* The exercise:
Write out every line of the material below without changing anything.

***** Raw data *****

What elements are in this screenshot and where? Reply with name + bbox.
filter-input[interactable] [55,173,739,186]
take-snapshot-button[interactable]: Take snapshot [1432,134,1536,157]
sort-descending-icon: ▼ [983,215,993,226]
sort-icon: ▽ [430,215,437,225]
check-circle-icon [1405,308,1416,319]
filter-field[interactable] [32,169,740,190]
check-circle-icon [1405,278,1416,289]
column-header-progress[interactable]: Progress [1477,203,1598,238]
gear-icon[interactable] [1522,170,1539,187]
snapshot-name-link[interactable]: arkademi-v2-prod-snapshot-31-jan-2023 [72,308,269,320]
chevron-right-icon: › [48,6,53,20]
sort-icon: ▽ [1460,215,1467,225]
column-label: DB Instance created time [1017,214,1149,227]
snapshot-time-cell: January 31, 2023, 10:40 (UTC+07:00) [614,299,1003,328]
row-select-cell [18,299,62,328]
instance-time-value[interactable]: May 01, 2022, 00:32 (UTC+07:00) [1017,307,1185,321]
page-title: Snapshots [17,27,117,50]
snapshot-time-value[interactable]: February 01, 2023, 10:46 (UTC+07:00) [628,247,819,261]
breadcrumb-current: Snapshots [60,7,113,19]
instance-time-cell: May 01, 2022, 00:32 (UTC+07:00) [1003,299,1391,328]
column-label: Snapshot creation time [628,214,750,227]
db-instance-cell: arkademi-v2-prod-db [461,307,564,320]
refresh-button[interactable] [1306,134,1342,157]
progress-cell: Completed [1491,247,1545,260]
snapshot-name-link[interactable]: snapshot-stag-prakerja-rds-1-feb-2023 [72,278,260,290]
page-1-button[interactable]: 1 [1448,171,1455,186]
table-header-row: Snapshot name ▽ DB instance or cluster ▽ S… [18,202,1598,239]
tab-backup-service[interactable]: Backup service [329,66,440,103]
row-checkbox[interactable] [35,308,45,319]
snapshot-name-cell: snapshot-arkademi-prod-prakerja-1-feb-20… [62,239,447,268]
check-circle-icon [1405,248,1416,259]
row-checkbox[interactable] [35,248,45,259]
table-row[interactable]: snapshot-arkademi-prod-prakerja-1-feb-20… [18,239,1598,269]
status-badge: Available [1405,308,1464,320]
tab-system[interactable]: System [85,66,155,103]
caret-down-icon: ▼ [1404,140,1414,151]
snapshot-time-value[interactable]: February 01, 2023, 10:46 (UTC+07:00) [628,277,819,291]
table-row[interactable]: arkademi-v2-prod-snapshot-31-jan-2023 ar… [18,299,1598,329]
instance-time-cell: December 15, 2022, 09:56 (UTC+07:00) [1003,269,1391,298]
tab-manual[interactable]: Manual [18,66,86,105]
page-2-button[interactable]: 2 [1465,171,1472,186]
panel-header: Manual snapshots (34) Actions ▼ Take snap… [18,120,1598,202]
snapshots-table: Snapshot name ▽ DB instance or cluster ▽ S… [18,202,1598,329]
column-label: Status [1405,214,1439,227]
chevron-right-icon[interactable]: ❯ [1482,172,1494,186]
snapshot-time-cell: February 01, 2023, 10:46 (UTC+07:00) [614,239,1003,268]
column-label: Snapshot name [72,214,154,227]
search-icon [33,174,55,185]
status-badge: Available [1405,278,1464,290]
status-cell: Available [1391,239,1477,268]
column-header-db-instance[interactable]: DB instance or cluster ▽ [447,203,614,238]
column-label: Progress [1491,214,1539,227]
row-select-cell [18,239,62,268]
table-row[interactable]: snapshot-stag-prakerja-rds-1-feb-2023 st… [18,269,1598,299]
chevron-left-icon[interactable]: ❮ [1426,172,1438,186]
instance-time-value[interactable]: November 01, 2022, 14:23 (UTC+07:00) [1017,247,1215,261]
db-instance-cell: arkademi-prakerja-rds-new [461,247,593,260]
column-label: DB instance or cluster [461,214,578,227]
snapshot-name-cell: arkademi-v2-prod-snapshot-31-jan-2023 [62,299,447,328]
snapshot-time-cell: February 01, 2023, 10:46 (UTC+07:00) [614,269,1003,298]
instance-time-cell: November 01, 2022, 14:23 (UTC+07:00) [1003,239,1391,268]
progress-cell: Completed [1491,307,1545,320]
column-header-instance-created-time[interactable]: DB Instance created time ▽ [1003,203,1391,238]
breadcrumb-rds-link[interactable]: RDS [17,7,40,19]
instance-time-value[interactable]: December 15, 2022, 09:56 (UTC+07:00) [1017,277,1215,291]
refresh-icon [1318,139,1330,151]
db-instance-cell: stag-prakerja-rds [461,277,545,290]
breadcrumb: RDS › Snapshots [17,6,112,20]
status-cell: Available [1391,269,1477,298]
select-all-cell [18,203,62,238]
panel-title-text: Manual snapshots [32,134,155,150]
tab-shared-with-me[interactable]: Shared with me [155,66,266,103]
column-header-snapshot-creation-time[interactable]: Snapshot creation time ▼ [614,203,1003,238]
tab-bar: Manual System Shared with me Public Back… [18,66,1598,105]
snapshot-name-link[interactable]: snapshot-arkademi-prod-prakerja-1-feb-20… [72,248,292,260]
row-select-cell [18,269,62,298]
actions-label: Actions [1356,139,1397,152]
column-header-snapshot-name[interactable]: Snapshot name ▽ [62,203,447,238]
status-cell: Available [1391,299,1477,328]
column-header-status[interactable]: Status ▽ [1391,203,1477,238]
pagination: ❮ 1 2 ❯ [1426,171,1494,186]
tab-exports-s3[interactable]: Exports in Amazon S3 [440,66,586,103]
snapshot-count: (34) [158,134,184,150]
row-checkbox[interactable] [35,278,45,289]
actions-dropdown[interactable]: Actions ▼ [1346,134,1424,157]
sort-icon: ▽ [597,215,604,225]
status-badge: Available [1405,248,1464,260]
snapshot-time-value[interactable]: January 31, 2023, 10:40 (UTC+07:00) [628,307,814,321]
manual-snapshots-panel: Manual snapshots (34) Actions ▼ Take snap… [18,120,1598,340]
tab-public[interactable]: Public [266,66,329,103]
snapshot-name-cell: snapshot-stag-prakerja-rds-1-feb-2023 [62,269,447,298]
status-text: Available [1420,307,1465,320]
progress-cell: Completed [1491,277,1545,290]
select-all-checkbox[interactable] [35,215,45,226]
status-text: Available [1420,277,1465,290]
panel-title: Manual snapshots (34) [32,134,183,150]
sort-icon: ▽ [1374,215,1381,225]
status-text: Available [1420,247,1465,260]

*****

* Response to the task:
What elements are in this screenshot and where? Reply with name + bbox.
filter-input[interactable] [55,173,739,186]
take-snapshot-button[interactable]: Take snapshot [1432,134,1536,157]
sort-descending-icon: ▼ [983,215,993,226]
sort-icon: ▽ [430,215,437,225]
check-circle-icon [1405,308,1416,319]
filter-field[interactable] [32,169,740,190]
check-circle-icon [1405,278,1416,289]
column-header-progress[interactable]: Progress [1477,203,1598,238]
gear-icon[interactable] [1522,170,1539,187]
snapshot-name-link[interactable]: arkademi-v2-prod-snapshot-31-jan-2023 [72,308,269,320]
chevron-right-icon: › [48,6,53,20]
sort-icon: ▽ [1460,215,1467,225]
column-label: DB Instance created time [1017,214,1149,227]
snapshot-time-cell: January 31, 2023, 10:40 (UTC+07:00) [614,299,1003,328]
row-select-cell [18,299,62,328]
instance-time-value[interactable]: May 01, 2022, 00:32 (UTC+07:00) [1017,307,1185,321]
page-title: Snapshots [17,27,117,50]
snapshot-time-value[interactable]: February 01, 2023, 10:46 (UTC+07:00) [628,247,819,261]
breadcrumb-current: Snapshots [60,7,113,19]
instance-time-cell: May 01, 2022, 00:32 (UTC+07:00) [1003,299,1391,328]
column-label: Snapshot creation time [628,214,750,227]
db-instance-cell: arkademi-v2-prod-db [461,307,564,320]
refresh-button[interactable] [1306,134,1342,157]
progress-cell: Completed [1491,247,1545,260]
snapshot-name-link[interactable]: snapshot-stag-prakerja-rds-1-feb-2023 [72,278,260,290]
page-1-button[interactable]: 1 [1448,171,1455,186]
table-header-row: Snapshot name ▽ DB instance or cluster ▽ S… [18,202,1598,239]
tab-backup-service[interactable]: Backup service [329,66,440,103]
row-checkbox[interactable] [35,308,45,319]
snapshot-name-cell: snapshot-arkademi-prod-prakerja-1-feb-20… [62,239,447,268]
check-circle-icon [1405,248,1416,259]
row-checkbox[interactable] [35,248,45,259]
table-row[interactable]: snapshot-arkademi-prod-prakerja-1-feb-20… [18,239,1598,269]
status-badge: Available [1405,308,1464,320]
tab-system[interactable]: System [85,66,155,103]
caret-down-icon: ▼ [1404,140,1414,151]
snapshot-time-value[interactable]: February 01, 2023, 10:46 (UTC+07:00) [628,277,819,291]
table-row[interactable]: arkademi-v2-prod-snapshot-31-jan-2023 ar… [18,299,1598,329]
instance-time-cell: December 15, 2022, 09:56 (UTC+07:00) [1003,269,1391,298]
tab-manual[interactable]: Manual [18,66,86,105]
page-2-button[interactable]: 2 [1465,171,1472,186]
panel-header: Manual snapshots (34) Actions ▼ Take snap… [18,120,1598,202]
snapshots-table: Snapshot name ▽ DB instance or cluster ▽ S… [18,202,1598,329]
column-label: Status [1405,214,1439,227]
chevron-right-icon[interactable]: ❯ [1482,172,1494,186]
snapshot-time-cell: February 01, 2023, 10:46 (UTC+07:00) [614,239,1003,268]
column-label: Snapshot name [72,214,154,227]
search-icon [33,174,55,185]
status-badge: Available [1405,278,1464,290]
status-cell: Available [1391,239,1477,268]
column-header-db-instance[interactable]: DB instance or cluster ▽ [447,203,614,238]
column-label: Progress [1491,214,1539,227]
row-select-cell [18,239,62,268]
table-row[interactable]: snapshot-stag-prakerja-rds-1-feb-2023 st… [18,269,1598,299]
chevron-left-icon[interactable]: ❮ [1426,172,1438,186]
instance-time-value[interactable]: November 01, 2022, 14:23 (UTC+07:00) [1017,247,1215,261]
db-instance-cell: arkademi-prakerja-rds-new [461,247,593,260]
column-label: DB instance or cluster [461,214,578,227]
snapshot-name-cell: arkademi-v2-prod-snapshot-31-jan-2023 [62,299,447,328]
snapshot-time-cell: February 01, 2023, 10:46 (UTC+07:00) [614,269,1003,298]
instance-time-cell: November 01, 2022, 14:23 (UTC+07:00) [1003,239,1391,268]
progress-cell: Completed [1491,307,1545,320]
column-header-instance-created-time[interactable]: DB Instance created time ▽ [1003,203,1391,238]
breadcrumb-rds-link[interactable]: RDS [17,7,40,19]
instance-time-value[interactable]: December 15, 2022, 09:56 (UTC+07:00) [1017,277,1215,291]
refresh-icon [1318,139,1330,151]
db-instance-cell: stag-prakerja-rds [461,277,545,290]
breadcrumb: RDS › Snapshots [17,6,112,20]
status-cell: Available [1391,269,1477,298]
select-all-cell [18,203,62,238]
panel-title-text: Manual snapshots [32,134,155,150]
tab-shared-with-me[interactable]: Shared with me [155,66,266,103]
column-header-snapshot-creation-time[interactable]: Snapshot creation time ▼ [614,203,1003,238]
tab-bar: Manual System Shared with me Public Back… [18,66,1598,105]
snapshot-name-link[interactable]: snapshot-arkademi-prod-prakerja-1-feb-20… [72,248,292,260]
row-select-cell [18,269,62,298]
actions-label: Actions [1356,139,1397,152]
column-header-snapshot-name[interactable]: Snapshot name ▽ [62,203,447,238]
status-cell: Available [1391,299,1477,328]
column-header-status[interactable]: Status ▽ [1391,203,1477,238]
pagination: ❮ 1 2 ❯ [1426,171,1494,186]
tab-exports-s3[interactable]: Exports in Amazon S3 [440,66,586,103]
snapshot-count: (34) [158,134,184,150]
row-checkbox[interactable] [35,278,45,289]
actions-dropdown[interactable]: Actions ▼ [1346,134,1424,157]
sort-icon: ▽ [597,215,604,225]
status-badge: Available [1405,248,1464,260]
snapshot-time-value[interactable]: January 31, 2023, 10:40 (UTC+07:00) [628,307,814,321]
manual-snapshots-panel: Manual snapshots (34) Actions ▼ Take snap… [18,120,1598,340]
tab-public[interactable]: Public [266,66,329,103]
snapshot-name-cell: snapshot-stag-prakerja-rds-1-feb-2023 [62,269,447,298]
status-text: Available [1420,307,1465,320]
progress-cell: Completed [1491,277,1545,290]
select-all-checkbox[interactable] [35,215,45,226]
status-text: Available [1420,277,1465,290]
panel-title: Manual snapshots (34) [32,134,183,150]
sort-icon: ▽ [1374,215,1381,225]
status-text: Available [1420,247,1465,260]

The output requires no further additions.